• [MATERIAL FOR THE TASK]:
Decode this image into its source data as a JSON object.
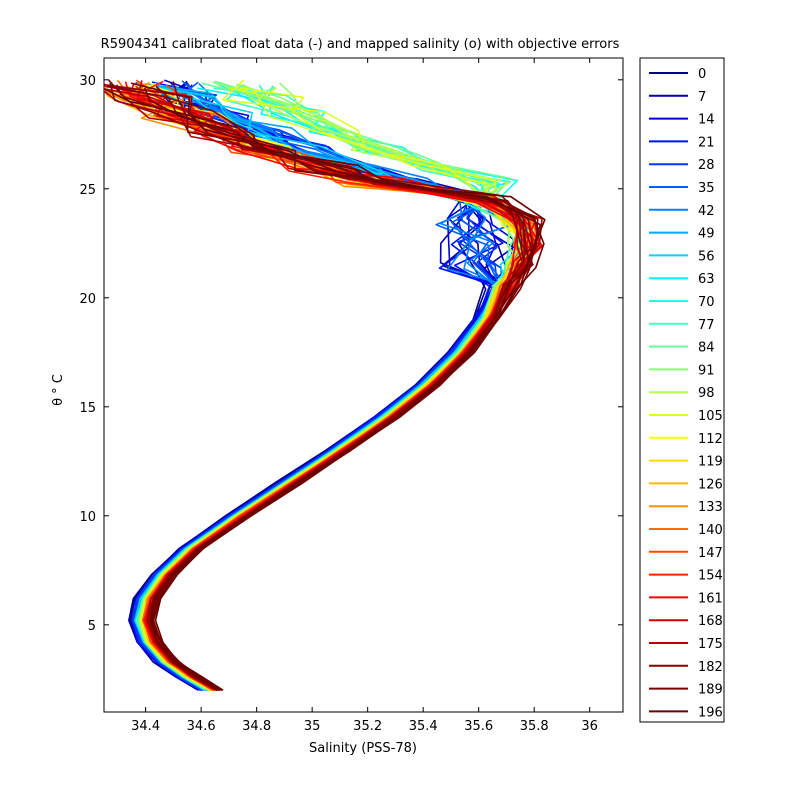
{
  "chart_data": {
    "type": "line",
    "title": "R5904341 calibrated float data (-) and mapped salinity (o) with objective errors",
    "xlabel": "Salinity (PSS-78)",
    "ylabel": "θ ° C",
    "xlim": [
      34.25,
      36.12
    ],
    "ylim": [
      1.0,
      31.0
    ],
    "xticks": [
      34.4,
      34.6,
      34.8,
      35,
      35.2,
      35.4,
      35.6,
      35.8,
      36
    ],
    "xtick_labels": [
      "34.4",
      "34.6",
      "34.8",
      "35",
      "35.2",
      "35.4",
      "35.6",
      "35.8",
      "36"
    ],
    "yticks": [
      5,
      10,
      15,
      20,
      25,
      30
    ],
    "ytick_labels": [
      "5",
      "10",
      "15",
      "20",
      "25",
      "30"
    ],
    "legend_placement": "outside-right",
    "legend": [
      {
        "name": "0",
        "color": "#000090"
      },
      {
        "name": "7",
        "color": "#0000B4"
      },
      {
        "name": "14",
        "color": "#0000DC"
      },
      {
        "name": "21",
        "color": "#0010FF"
      },
      {
        "name": "28",
        "color": "#0038FF"
      },
      {
        "name": "35",
        "color": "#0060FF"
      },
      {
        "name": "42",
        "color": "#0084FF"
      },
      {
        "name": "49",
        "color": "#00A8FF"
      },
      {
        "name": "56",
        "color": "#00D0FF"
      },
      {
        "name": "63",
        "color": "#00F4FF"
      },
      {
        "name": "70",
        "color": "#1CFFE4"
      },
      {
        "name": "77",
        "color": "#40FFC0"
      },
      {
        "name": "84",
        "color": "#68FF98"
      },
      {
        "name": "91",
        "color": "#8CFF74"
      },
      {
        "name": "98",
        "color": "#B0FF50"
      },
      {
        "name": "105",
        "color": "#D8FF28"
      },
      {
        "name": "112",
        "color": "#FCFF04"
      },
      {
        "name": "119",
        "color": "#FFDC00"
      },
      {
        "name": "126",
        "color": "#FFB800"
      },
      {
        "name": "133",
        "color": "#FF9000"
      },
      {
        "name": "140",
        "color": "#FF6C00"
      },
      {
        "name": "147",
        "color": "#FF4800"
      },
      {
        "name": "154",
        "color": "#FF2000"
      },
      {
        "name": "161",
        "color": "#F80000"
      },
      {
        "name": "168",
        "color": "#D40000"
      },
      {
        "name": "175",
        "color": "#B00000"
      },
      {
        "name": "182",
        "color": "#8C0000"
      },
      {
        "name": "189",
        "color": "#7A0000"
      },
      {
        "name": "196",
        "color": "#6A0000"
      }
    ],
    "profile_shape": {
      "description_points_theta_salinity": [
        [
          2.0,
          34.64
        ],
        [
          2.6,
          34.56
        ],
        [
          3.3,
          34.48
        ],
        [
          4.2,
          34.42
        ],
        [
          5.2,
          34.39
        ],
        [
          6.2,
          34.41
        ],
        [
          7.3,
          34.47
        ],
        [
          8.5,
          34.57
        ],
        [
          10.0,
          34.74
        ],
        [
          11.5,
          34.92
        ],
        [
          13.0,
          35.1
        ],
        [
          14.5,
          35.27
        ],
        [
          16.0,
          35.42
        ],
        [
          17.5,
          35.54
        ],
        [
          19.0,
          35.63
        ],
        [
          20.5,
          35.7
        ],
        [
          21.5,
          35.74
        ],
        [
          22.5,
          35.77
        ],
        [
          23.5,
          35.74
        ],
        [
          24.5,
          35.62
        ],
        [
          25.3,
          35.4
        ],
        [
          26.0,
          35.2
        ],
        [
          26.8,
          35.0
        ],
        [
          27.6,
          34.85
        ],
        [
          28.4,
          34.7
        ],
        [
          29.2,
          34.58
        ],
        [
          29.8,
          34.5
        ]
      ]
    }
  }
}
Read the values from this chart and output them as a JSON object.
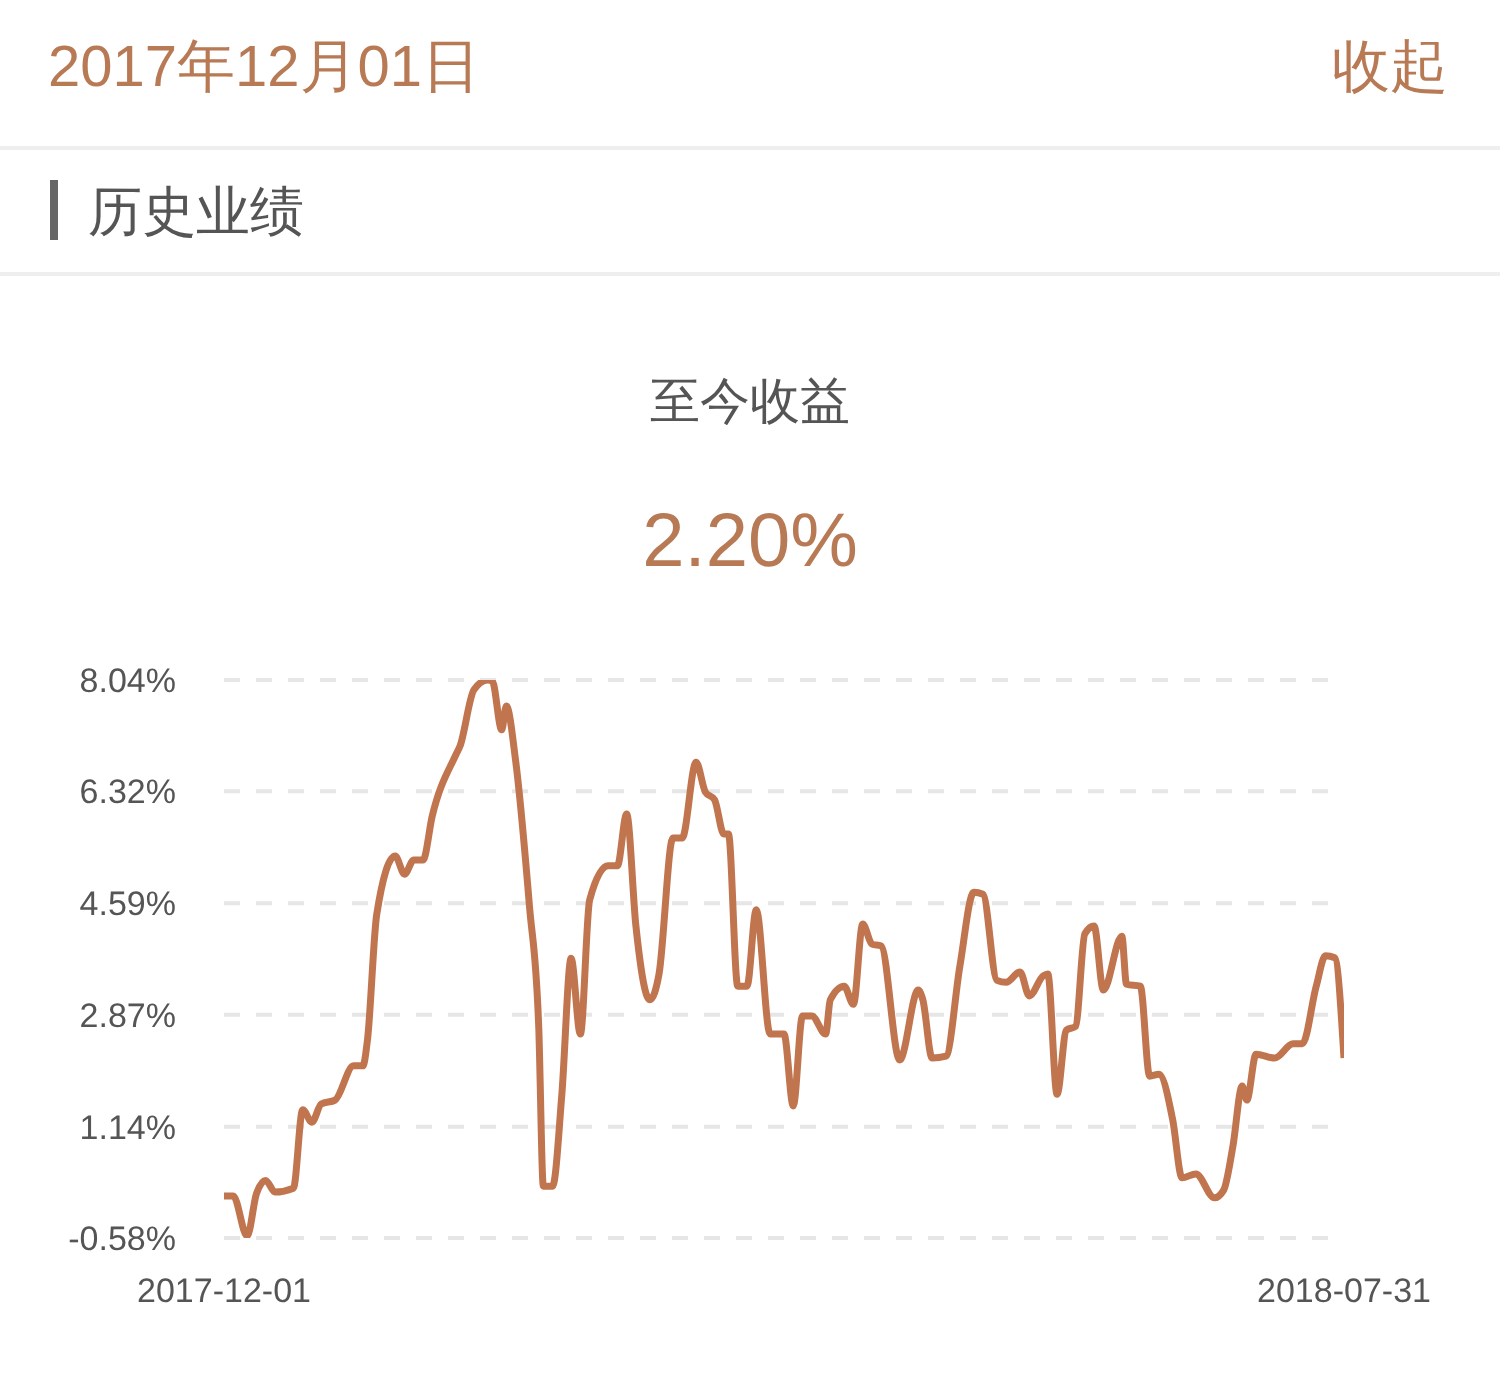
{
  "chart_data": {
    "type": "line",
    "title": "至今收益",
    "subtitle": "2.20%",
    "annotations": [
      "2017年12月01日",
      "收起",
      "历史业绩"
    ],
    "x": [
      "2017-12-01",
      "2017-12-03",
      "2017-12-06",
      "2017-12-08",
      "2017-12-10",
      "2017-12-12",
      "2017-12-16",
      "2017-12-18",
      "2017-12-20",
      "2017-12-22",
      "2017-12-25",
      "2017-12-29",
      "2017-12-31",
      "2018-01-01",
      "2018-01-03",
      "2018-01-07",
      "2018-01-09",
      "2018-01-11",
      "2018-01-13",
      "2018-01-15",
      "2018-01-20",
      "2018-01-21",
      "2018-01-24",
      "2018-01-27",
      "2018-01-28",
      "2018-01-30",
      "2018-01-31",
      "2018-02-02",
      "2018-02-05",
      "2018-02-07",
      "2018-02-08",
      "2018-02-10",
      "2018-02-12",
      "2018-02-14",
      "2018-02-16",
      "2018-02-18",
      "2018-02-22",
      "2018-02-24",
      "2018-02-26",
      "2018-02-28",
      "2018-03-03",
      "2018-03-05",
      "2018-03-08",
      "2018-03-10",
      "2018-03-13",
      "2018-03-15",
      "2018-03-17",
      "2018-03-19",
      "2018-03-20",
      "2018-03-22",
      "2018-03-24",
      "2018-03-26",
      "2018-03-29",
      "2018-04-01",
      "2018-04-03",
      "2018-04-05",
      "2018-04-07",
      "2018-04-10",
      "2018-04-11",
      "2018-04-14",
      "2018-04-16",
      "2018-04-18",
      "2018-04-20",
      "2018-04-22",
      "2018-04-26",
      "2018-04-30",
      "2018-05-01",
      "2018-05-03",
      "2018-05-06",
      "2018-05-09",
      "2018-05-12",
      "2018-05-14",
      "2018-05-17",
      "2018-05-19",
      "2018-05-22",
      "2018-05-24",
      "2018-05-27",
      "2018-05-28",
      "2018-05-30",
      "2018-06-01",
      "2018-06-03",
      "2018-06-05",
      "2018-06-07",
      "2018-06-09",
      "2018-06-13",
      "2018-06-14",
      "2018-06-17",
      "2018-06-19",
      "2018-06-21",
      "2018-06-24",
      "2018-06-26",
      "2018-06-29",
      "2018-07-03",
      "2018-07-05",
      "2018-07-07",
      "2018-07-09",
      "2018-07-10",
      "2018-07-12",
      "2018-07-16",
      "2018-07-20",
      "2018-07-22",
      "2018-07-25",
      "2018-07-27",
      "2018-07-29",
      "2018-07-31"
    ],
    "series": [
      {
        "color": "#c0754f",
        "values": [
          0.07,
          0.07,
          -0.55,
          0.1,
          0.31,
          0.13,
          0.19,
          1.4,
          1.21,
          1.49,
          1.55,
          2.08,
          2.08,
          2.48,
          4.42,
          5.32,
          5.04,
          5.26,
          5.26,
          5.94,
          6.87,
          7.02,
          7.89,
          8.04,
          8.02,
          7.27,
          7.64,
          6.8,
          4.55,
          2.69,
          0.22,
          0.22,
          1.64,
          3.74,
          2.57,
          4.64,
          5.17,
          5.17,
          5.97,
          4.24,
          3.1,
          3.5,
          5.6,
          5.6,
          6.77,
          6.31,
          6.19,
          5.66,
          5.66,
          3.31,
          3.31,
          4.49,
          2.57,
          2.57,
          1.46,
          2.85,
          2.85,
          2.57,
          3.1,
          3.31,
          3.03,
          4.27,
          3.96,
          3.93,
          2.17,
          3.25,
          3.1,
          2.2,
          2.23,
          3.62,
          4.76,
          4.73,
          3.4,
          3.37,
          3.53,
          3.16,
          3.47,
          3.5,
          1.64,
          2.63,
          2.69,
          4.12,
          4.24,
          3.25,
          4.08,
          3.34,
          3.31,
          1.92,
          1.95,
          1.24,
          0.35,
          0.41,
          0.04,
          0.16,
          0.84,
          1.77,
          1.55,
          2.26,
          2.2,
          2.42,
          2.42,
          3.31,
          3.78,
          3.75,
          2.2
        ]
      }
    ],
    "xlim": [
      "2017-12-01",
      "2018-07-31"
    ],
    "xticks": [
      "2017-12-01",
      "2018-07-31"
    ],
    "ylim": [
      -0.58,
      8.04
    ],
    "yticks": [
      {
        "value": -0.58,
        "label": "-0.58%"
      },
      {
        "value": 1.14,
        "label": "1.14%"
      },
      {
        "value": 2.87,
        "label": "2.87%"
      },
      {
        "value": 4.59,
        "label": "4.59%"
      },
      {
        "value": 6.32,
        "label": "6.32%"
      },
      {
        "value": 8.04,
        "label": "8.04%"
      }
    ],
    "grid": "y",
    "legend": false,
    "marker": "none",
    "line_style": "solid"
  }
}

• [WRITTEN EXERCISE]:
Say how many lines include the word "values"; reply with the number alone.

• [RESULT FOR THIS TASK]:
2